** Text section follows **

Stephen Hero sitting down in a white hoodie
Image via Publicist

Hero has rapped about such issues for quite some time, especially on his recent LP Eat the Rich and his newly released singles “Slick” and “Fluoride.” Hero has an equally working-class outlook on entering such slippery discourses as an artist, saying it is important for musicians to “use your platform as best you can.” But he is quick to point how challenging that can be because “unfortunately we live under capitalism, which treats information the same way it treats food—as long as it’s profitable it doesn’t matter if it’s evenly distributed, healthy, or if it comes from and supports evil…  It’s important that we keep talking to each other, but it’s a raw and fatigued time, so that’s playing into the division.”

That point is not only seconded by Cadence (for whom Hero has opened at East Coast shows), but also furthered when he considers how artists of other genres are speaking out. Take Donovan Woods, an acclaimed Canadian folk musician that has had his songs covered by country stars like Tim McGraw. After once skewering Conservative Ontario Premier Doug Ford in 2018 on Twitter, a fan replied to Woods: “It’s cool to have a political opinion, but I’d advise you not to mix music and politics.” Such prior backlash hasn’t stopped Woods from captioning photos of convoy protest truckers on Twitter thusly:

Cadence says: “I do feel for somebody like Donovan, who may have a more left-leaning perspective, but the genre you’re in doesn’t, and is kind of stuck. But it’s important for people like him to speak out. We have opportunities as artists in this polarized society to change perceptions.” And yet, Cadence says it is by no means easy for socially conscious rappers in these situations. That’s because he says hip-hop “can be very conservative, especially in the way it intersects with capitalism. A lot of people don’t want to speak out and offend anyone who might buy their record. It goes back to the Michael Jordan quote: “Republicans buy sneakers too.”

And while Cadence feels aligned with the likes of Public Enemy, Gil Scott-Heron, and The Clash as an underground artist determined to speak truth to power, Donovan Woods agrees with the MCs point about corporations weighing down progressive artistry.

Donovan Woods in a blue cap
Image via Bree Fisher

“More and more of our leading artists are open about their dominant motivation being the gaining wealth. That was something we hated when I was a kid,” Woods says about the old “sell-out” pejorative that seems quaint as of late.

** End of Text section **

• [What you need to do]
1. Copy everything from "Donovan Woods in" down to "as of late." in the musicians-and-politics article, changing "wealth" to "money".
2. Can you extend the musicians-and-politics article past its final sentence?

** Stored data follows **

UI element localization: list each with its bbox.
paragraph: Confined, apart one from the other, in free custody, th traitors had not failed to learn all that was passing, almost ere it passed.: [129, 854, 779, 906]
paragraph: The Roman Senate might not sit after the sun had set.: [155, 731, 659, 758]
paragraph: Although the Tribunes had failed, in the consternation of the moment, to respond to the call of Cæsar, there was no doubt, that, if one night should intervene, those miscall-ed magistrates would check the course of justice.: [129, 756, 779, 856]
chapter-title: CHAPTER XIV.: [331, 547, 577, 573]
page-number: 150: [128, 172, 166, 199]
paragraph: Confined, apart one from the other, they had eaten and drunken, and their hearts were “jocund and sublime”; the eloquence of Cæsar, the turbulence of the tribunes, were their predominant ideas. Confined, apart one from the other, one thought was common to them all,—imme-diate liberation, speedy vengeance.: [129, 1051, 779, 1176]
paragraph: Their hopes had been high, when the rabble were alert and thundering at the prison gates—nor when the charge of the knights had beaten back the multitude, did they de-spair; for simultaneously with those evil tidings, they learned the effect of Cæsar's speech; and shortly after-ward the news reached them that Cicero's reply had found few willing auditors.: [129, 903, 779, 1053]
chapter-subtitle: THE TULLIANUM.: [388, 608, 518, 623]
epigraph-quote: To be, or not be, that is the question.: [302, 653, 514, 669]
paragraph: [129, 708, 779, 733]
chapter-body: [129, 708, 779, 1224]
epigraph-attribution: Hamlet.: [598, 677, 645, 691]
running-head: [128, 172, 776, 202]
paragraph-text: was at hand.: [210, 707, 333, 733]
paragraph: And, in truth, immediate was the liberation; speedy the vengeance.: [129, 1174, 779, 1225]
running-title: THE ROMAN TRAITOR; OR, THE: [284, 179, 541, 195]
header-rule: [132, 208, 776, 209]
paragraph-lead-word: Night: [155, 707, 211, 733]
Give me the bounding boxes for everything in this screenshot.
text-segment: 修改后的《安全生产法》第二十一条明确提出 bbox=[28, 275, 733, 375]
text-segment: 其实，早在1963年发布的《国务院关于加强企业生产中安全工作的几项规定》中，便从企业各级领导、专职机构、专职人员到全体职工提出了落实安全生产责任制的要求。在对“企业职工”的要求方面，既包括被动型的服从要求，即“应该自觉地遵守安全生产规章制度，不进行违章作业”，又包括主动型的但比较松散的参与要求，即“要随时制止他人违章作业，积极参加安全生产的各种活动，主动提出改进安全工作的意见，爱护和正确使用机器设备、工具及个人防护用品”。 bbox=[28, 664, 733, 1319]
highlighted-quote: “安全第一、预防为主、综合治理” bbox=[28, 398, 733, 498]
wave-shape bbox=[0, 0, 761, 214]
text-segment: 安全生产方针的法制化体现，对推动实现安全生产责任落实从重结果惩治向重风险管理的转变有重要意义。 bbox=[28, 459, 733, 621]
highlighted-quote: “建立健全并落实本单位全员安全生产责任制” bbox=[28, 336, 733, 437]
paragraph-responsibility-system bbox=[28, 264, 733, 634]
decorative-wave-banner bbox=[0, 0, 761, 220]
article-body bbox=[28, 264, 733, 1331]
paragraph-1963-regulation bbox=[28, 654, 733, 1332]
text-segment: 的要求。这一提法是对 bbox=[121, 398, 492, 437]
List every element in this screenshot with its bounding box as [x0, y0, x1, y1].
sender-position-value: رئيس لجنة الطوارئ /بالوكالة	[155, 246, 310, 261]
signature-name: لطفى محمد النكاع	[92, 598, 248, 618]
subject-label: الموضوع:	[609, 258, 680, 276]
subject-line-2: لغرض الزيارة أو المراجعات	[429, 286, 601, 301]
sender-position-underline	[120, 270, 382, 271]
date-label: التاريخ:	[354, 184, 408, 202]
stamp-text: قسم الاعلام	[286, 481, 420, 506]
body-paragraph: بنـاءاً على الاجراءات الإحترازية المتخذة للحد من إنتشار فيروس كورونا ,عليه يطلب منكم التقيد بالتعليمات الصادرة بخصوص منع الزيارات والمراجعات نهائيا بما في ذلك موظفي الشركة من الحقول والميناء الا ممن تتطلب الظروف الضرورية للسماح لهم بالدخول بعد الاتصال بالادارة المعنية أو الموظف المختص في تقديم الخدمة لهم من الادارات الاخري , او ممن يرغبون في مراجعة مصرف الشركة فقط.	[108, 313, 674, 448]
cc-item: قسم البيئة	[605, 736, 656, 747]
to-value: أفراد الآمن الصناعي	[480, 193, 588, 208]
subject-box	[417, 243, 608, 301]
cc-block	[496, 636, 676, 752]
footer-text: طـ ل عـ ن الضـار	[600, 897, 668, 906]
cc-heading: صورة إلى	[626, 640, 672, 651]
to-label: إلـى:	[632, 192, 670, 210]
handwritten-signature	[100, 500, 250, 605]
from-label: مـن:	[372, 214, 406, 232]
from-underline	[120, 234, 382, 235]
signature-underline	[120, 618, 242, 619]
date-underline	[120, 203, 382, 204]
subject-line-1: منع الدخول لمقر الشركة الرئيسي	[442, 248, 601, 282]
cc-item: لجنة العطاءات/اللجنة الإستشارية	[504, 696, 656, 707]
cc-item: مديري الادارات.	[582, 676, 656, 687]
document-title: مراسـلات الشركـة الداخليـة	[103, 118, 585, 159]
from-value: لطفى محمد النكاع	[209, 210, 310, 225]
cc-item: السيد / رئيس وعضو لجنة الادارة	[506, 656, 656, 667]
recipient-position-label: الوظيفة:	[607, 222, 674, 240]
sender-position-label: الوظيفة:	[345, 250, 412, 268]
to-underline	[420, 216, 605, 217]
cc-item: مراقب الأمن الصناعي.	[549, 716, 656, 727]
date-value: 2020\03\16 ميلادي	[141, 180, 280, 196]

** End of Stored data **

• [Answers to the exercise]
1.
Donovan Woods in a blue cap
Image via Bree Fisher

“More and more of our leading artists are open about their dominant motivation being the gaining money. That was something we hated when I was a kid,” Woods says about the old “sell-out” pejorative that seems quaint as of late.

2.
“When you have a platform you’re entitled to speak out. And people are entitled to have a positive or negative reaction to it.”

And yet, Woods (who just announced his next EP, Big Hurt Boy will be out March 18) points out, “Who among us doesn’t have some conservative fans?” He nevertheless loves how many in hip-hop—which he eagerly listens to the most outside of the folk scene he is a part of, and ranks Jay-Z among his favorite MCs—are “wonderfully, inherently political.” He bristles, meanwhile, at how some outside of his folk fanbase “lump me in” with country, especially as “the Canadian country music community’s response to the convoy has been a drag to see. There are some really wrong-headed leaders in that genre.”

Yes, polarization, misinformation, and corporations mire the discourse fans and musicians like Woods can have on social media. And yet, he has been heartened by fellow Canadian singer-songwriter Neil Young’s reaction to Spotify and the COVID misinformation notoriously spread by that streaming platform’s star podcaster Joe Rogan, noting that it “has moved the needle on that conversation.” Whether musicians and fans rally around the likes of Young, or are split in praising and criticizing Woods for lambasting convoy truckers online, Woods says: “When you have a platform you’re entitled to speak out. And people are entitled to have a positive or negative reaction to it. But I think you also have a responsibility to not lead people with confusion on your platform, and instead explain where you stand and what you believe in.”